Spot every line with the word "Colombo" and return it.

[Records excerpted from a collection]

--- begin ---

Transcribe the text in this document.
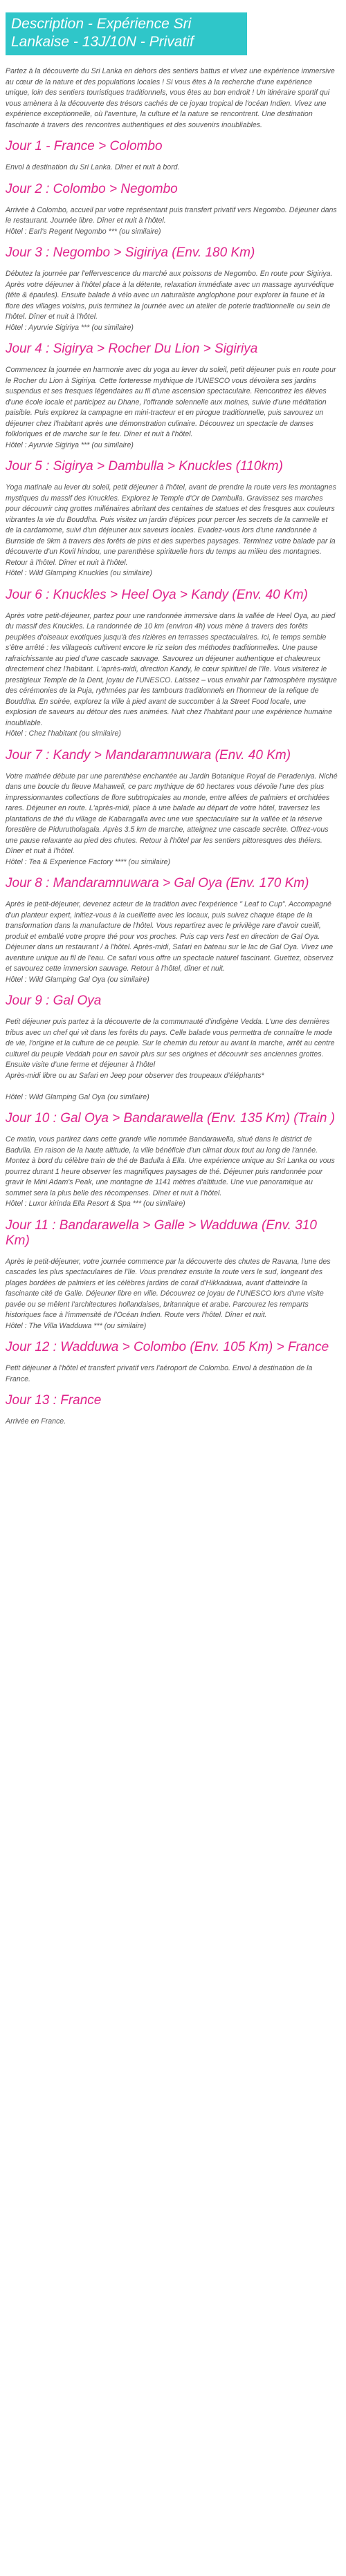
Description - Expérience Sri Lankaise - 13J/10N - Privatif

Partez à la découverte du Sri Lanka en dehors des sentiers battus et vivez une expérience immersive au cœur de la nature et des populations locales ! Si vous êtes à la recherche d'une expérience unique, loin des sentiers touristiques traditionnels, vous êtes au bon endroit ! Un itinéraire sportif qui vous amènera à la découverte des trésors cachés de ce joyau tropical de l'océan Indien. Vivez une expérience exceptionnelle, où l'aventure, la culture et la nature se rencontrent. Une destination fascinante à travers des rencontres authentiques et des souvenirs inoubliables.

Jour 1 - France > Colombo

Envol à destination du Sri Lanka. Dîner et nuit à bord.

Jour 2 : Colombo > Negombo

Arrivée à Colombo, accueil par votre représentant puis transfert privatif vers Negombo. Déjeuner dans le restaurant. Journée libre. Dîner et nuit à l'hôtel.
Hôtel : Earl's Regent Negombo *** (ou similaire)

Jour 3 : Negombo > Sigiriya (Env. 180 Km)

Débutez la journée par l'effervescence du marché aux poissons de Negombo. En route pour Sigiriya. Après votre déjeuner à l'hôtel place à la détente, relaxation immédiate avec un massage ayurvédique (tête & épaules). Ensuite balade à vélo avec un naturaliste anglophone pour explorer la faune et la flore des villages voisins, puis terminez la journée avec un atelier de poterie traditionnelle ou sein de l'hôtel. Dîner et nuit à l'hôtel.
Hôtel : Ayurvie Sigiriya *** (ou similaire)

Jour 4 : Sigirya > Rocher Du Lion > Sigiriya

Commencez la journée en harmonie avec du yoga au lever du soleil, petit déjeuner puis en route pour le Rocher du Lion à Sigiriya. Cette forteresse mythique de l'UNESCO vous dévoilera ses jardins suspendus et ses fresques légendaires au fil d'une ascension spectaculaire. Rencontrez les élèves d'une école locale et participez au Dhane, l'offrande solennelle aux moines, suivie d'une méditation paisible. Puis explorez la campagne en mini-tracteur et en pirogue traditionnelle, puis savourez un déjeuner chez l'habitant après une démonstration culinaire. Découvrez un spectacle de danses folkloriques et de marche sur le feu. Dîner et nuit à l'hôtel.
Hôtel : Ayurvie Sigiriya *** (ou similaire)

Jour 5 : Sigirya > Dambulla > Knuckles (110km)

Yoga matinale au lever du soleil, petit déjeuner à l'hôtel, avant de prendre la route vers les montagnes mystiques du massif des Knuckles. Explorez le Temple d'Or de Dambulla. Gravissez ses marches pour découvrir cinq grottes millénaires abritant des centaines de statues et des fresques aux couleurs vibrantes la vie du Bouddha. Puis visitez un jardin d'épices pour percer les secrets de la cannelle et de la cardamome, suivi d'un déjeuner aux saveurs locales. Evadez-vous lors d'une randonnée à Burnside de 9km à travers des forêts de pins et des superbes paysages. Terminez votre balade par la découverte d'un Kovil hindou, une parenthèse spirituelle hors du temps au milieu des montagnes. Retour à l'hôtel. Dîner et nuit à l'hôtel.
Hôtel : Wild Glamping Knuckles (ou similaire)

Jour 6 : Knuckles > Heel Oya > Kandy (Env. 40 Km)

Après votre petit-déjeuner, partez pour une randonnée immersive dans la vallée de Heel Oya, au pied du massif des Knuckles. La randonnée de 10 km (environ 4h) vous mène à travers des forêts peuplées d'oiseaux exotiques jusqu'à des rizières en terrasses spectaculaires. Ici, le temps semble s'être arrêté : les villageois cultivent encore le riz selon des méthodes traditionnelles. Une pause rafraichissante au pied d'une cascade sauvage. Savourez un déjeuner authentique et chaleureux directement chez l'habitant. L'après-midi, direction Kandy, le cœur spirituel de l'île. Vous visiterez le prestigieux Temple de la Dent, joyau de l'UNESCO. Laissez – vous envahir par l'atmosphère mystique des cérémonies de la Puja, rythmées par les tambours traditionnels en l'honneur de la relique de Bouddha. En soirée, explorez la ville à pied avant de succomber à la Street Food locale, une explosion de saveurs au détour des rues animées. Nuit chez l'habitant pour une expérience humaine inoubliable.
Hôtel : Chez l'habitant (ou similaire)

Jour 7 : Kandy > Mandaramnuwara (Env. 40 Km)

Votre matinée débute par une parenthèse enchantée au Jardin Botanique Royal de Peradeniya. Niché dans une boucle du fleuve Mahaweli, ce parc mythique de 60 hectares vous dévoile l'une des plus impressionnantes collections de flore subtropicales au monde, entre allées de palmiers et orchidées rares. Déjeuner en route. L'après-midi, place à une balade au départ de votre hôtel, traversez les plantations de thé du village de Kabaragalla avec une vue spectaculaire sur la vallée et la réserve forestière de Pidurutholagala. Après 3.5 km de marche, atteignez une cascade secrète. Offrez-vous une pause relaxante au pied des chutes. Retour à l'hôtel par les sentiers pittoresques des théiers. Dîner et nuit à l'hôtel.
Hôtel : Tea & Experience Factory **** (ou similaire)

Jour 8 : Mandaramnuwara > Gal Oya (Env. 170 Km)

Après le petit-déjeuner, devenez acteur de la tradition avec l'expérience " Leaf to Cup". Accompagné d'un planteur expert, initiez-vous à la cueillette avec les locaux, puis suivez chaque étape de la transformation dans la manufacture de l'hôtel. Vous repartirez avec le privilège rare d'avoir cueilli, produit et emballé votre propre thé pour vos proches. Puis cap vers l'est en direction de Gal Oya. Déjeuner dans un restaurant / à l'hôtel. Après-midi, Safari en bateau sur le lac de Gal Oya. Vivez une aventure unique au fil de l'eau. Ce safari vous offre un spectacle naturel fascinant. Guettez, observez et savourez cette immersion sauvage. Retour à l'hôtel, dîner et nuit.
Hôtel : Wild Glamping Gal Oya (ou similaire)

Jour 9 : Gal Oya

Petit déjeuner puis partez à la découverte de la communauté d'indigène Vedda. L'une des dernières tribus avec un chef qui vit dans les forêts du pays. Celle balade vous permettra de connaître le mode de vie, l'origine et la culture de ce peuple. Sur le chemin du retour au avant la marche, arrêt au centre culturel du peuple Veddah pour en savoir plus sur ses origines et découvrir ses anciennes grottes. Ensuite visite d'une ferme et déjeuner à l'hôtel
Après-midi libre ou au Safari en Jeep pour observer des troupeaux d'éléphants*

Hôtel : Wild Glamping Gal Oya (ou similaire)

Jour 10 : Gal Oya > Bandarawella (Env. 135 Km) (Train )

Ce matin, vous partirez dans cette grande ville nommée Bandarawella, situé dans le district de Badulla. En raison de la haute altitude, la ville bénéficie d'un climat doux tout au long de l'année. Montez à bord du célèbre train de thé de Badulla à Ella. Une expérience unique au Sri Lanka ou vous pourrez durant 1 heure observer les magnifiques paysages de thé. Déjeuner puis randonnée pour gravir le Mini Adam's Peak, une montagne de 1141 mètres d'altitude. Une vue panoramique au sommet sera la plus belle des récompenses. Dîner et nuit à l'hôtel.
Hôtel : Luxor kirinda Ella Resort & Spa *** (ou similaire)

Jour 11 : Bandarawella > Galle > Wadduwa (Env. 310 Km)

Après le petit-déjeuner, votre journée commence par la découverte des chutes de Ravana, l'une des cascades les plus spectaculaires de l'île. Vous prendrez ensuite la route vers le sud, longeant des plages bordées de palmiers et les célèbres jardins de corail d'Hikkaduwa, avant d'atteindre la fascinante cité de Galle. Déjeuner libre en ville. Découvrez ce joyau de l'UNESCO lors d'une visite pavée ou se mêlent l'architectures hollandaises, britannique et arabe. Parcourez les remparts historiques face à l'immensité de l'Océan Indien. Route vers l'hôtel. Dîner et nuit.
Hôtel : The Villa Wadduwa *** (ou similaire)

Jour 12 : Wadduwa > Colombo (Env. 105 Km) > France

Petit déjeuner à l'hôtel et transfert privatif vers l'aéroport de Colombo. Envol à destination de la France.

Jour 13 : France

Arrivée en France.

--- end ---

→ Problem solution:
Jour 1 - France > Colombo
Jour 2 : Colombo > Negombo
Arrivée à Colombo, accueil par votre représentant puis transfert privatif vers Negombo. Déjeuner dans le restaurant. Journée libre. Dîner et nuit à l'hôtel.
Jour 12 : Wadduwa > Colombo (Env. 105 Km) > France
Petit déjeuner à l'hôtel et transfert privatif vers l'aéroport de Colombo. Envol à destination de la France.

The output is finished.